Short exercise. State how many lines include "client", giving the number by itself.

(Dataset entries)
—————

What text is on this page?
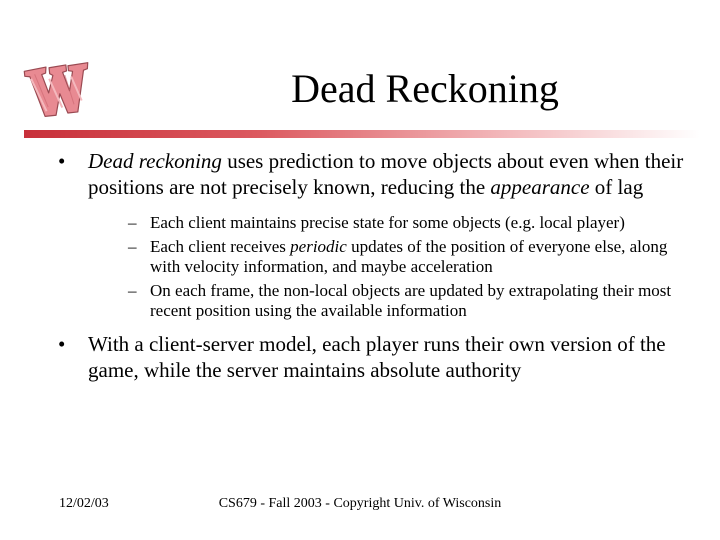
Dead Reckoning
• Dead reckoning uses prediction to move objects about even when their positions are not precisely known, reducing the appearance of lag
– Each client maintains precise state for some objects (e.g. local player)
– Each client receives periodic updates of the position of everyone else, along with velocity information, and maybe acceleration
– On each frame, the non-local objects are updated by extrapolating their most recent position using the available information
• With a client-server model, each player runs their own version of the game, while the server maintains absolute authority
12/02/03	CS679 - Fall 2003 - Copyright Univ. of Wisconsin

—————

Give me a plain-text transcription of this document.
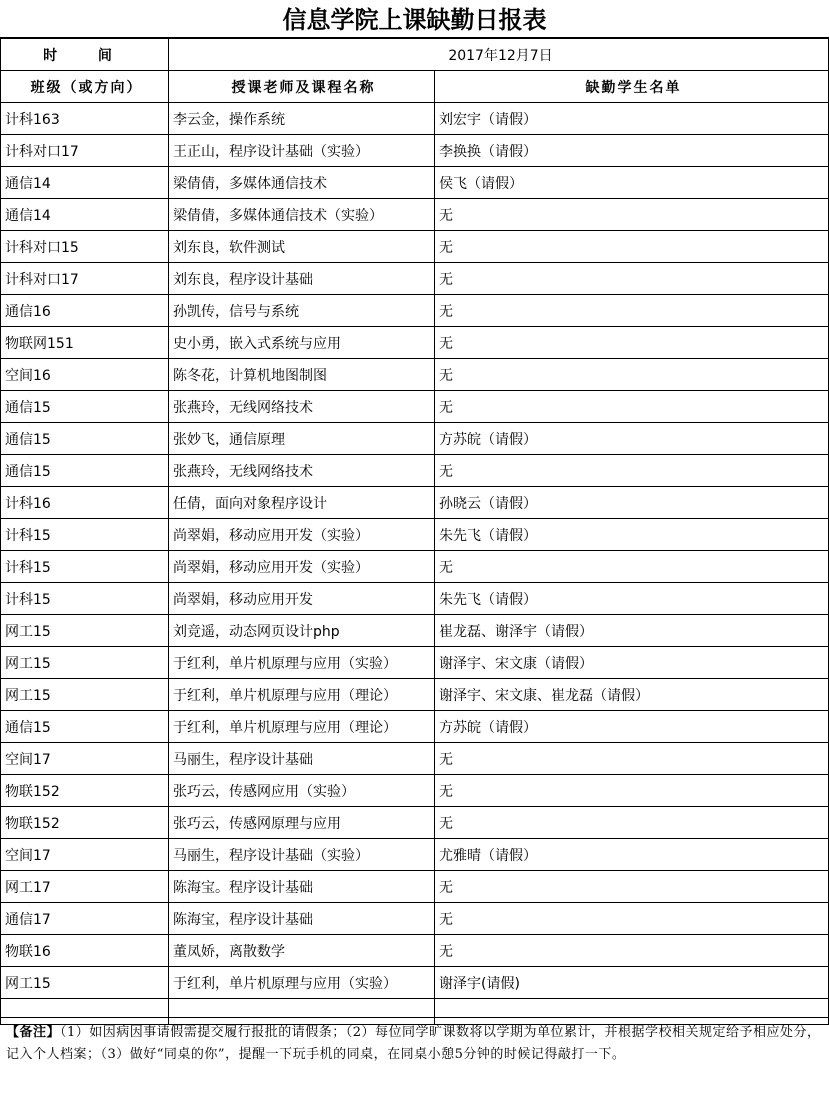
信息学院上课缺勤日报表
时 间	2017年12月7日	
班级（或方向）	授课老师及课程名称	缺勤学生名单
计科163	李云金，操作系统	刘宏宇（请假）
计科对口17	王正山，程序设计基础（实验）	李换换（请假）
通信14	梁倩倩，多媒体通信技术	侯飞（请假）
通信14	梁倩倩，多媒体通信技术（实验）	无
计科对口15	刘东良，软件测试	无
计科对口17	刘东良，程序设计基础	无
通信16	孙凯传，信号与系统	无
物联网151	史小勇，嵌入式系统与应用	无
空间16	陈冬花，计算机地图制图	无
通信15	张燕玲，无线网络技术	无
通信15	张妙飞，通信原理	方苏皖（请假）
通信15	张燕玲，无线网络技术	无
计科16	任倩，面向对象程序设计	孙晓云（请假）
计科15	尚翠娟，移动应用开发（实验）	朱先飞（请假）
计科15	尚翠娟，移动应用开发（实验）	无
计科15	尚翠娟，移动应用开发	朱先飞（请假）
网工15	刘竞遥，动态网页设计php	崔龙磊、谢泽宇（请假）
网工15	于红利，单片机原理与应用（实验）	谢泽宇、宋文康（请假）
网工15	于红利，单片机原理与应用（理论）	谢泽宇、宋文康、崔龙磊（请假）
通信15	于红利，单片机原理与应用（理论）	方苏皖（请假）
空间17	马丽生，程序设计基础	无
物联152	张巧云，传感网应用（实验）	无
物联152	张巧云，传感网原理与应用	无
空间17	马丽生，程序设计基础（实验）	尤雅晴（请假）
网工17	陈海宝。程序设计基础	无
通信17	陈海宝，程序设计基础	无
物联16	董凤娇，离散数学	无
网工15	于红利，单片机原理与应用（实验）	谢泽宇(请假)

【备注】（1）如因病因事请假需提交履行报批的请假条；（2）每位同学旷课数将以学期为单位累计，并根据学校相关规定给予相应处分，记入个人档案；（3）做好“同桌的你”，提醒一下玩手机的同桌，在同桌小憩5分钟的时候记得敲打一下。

—————

Completed task. 3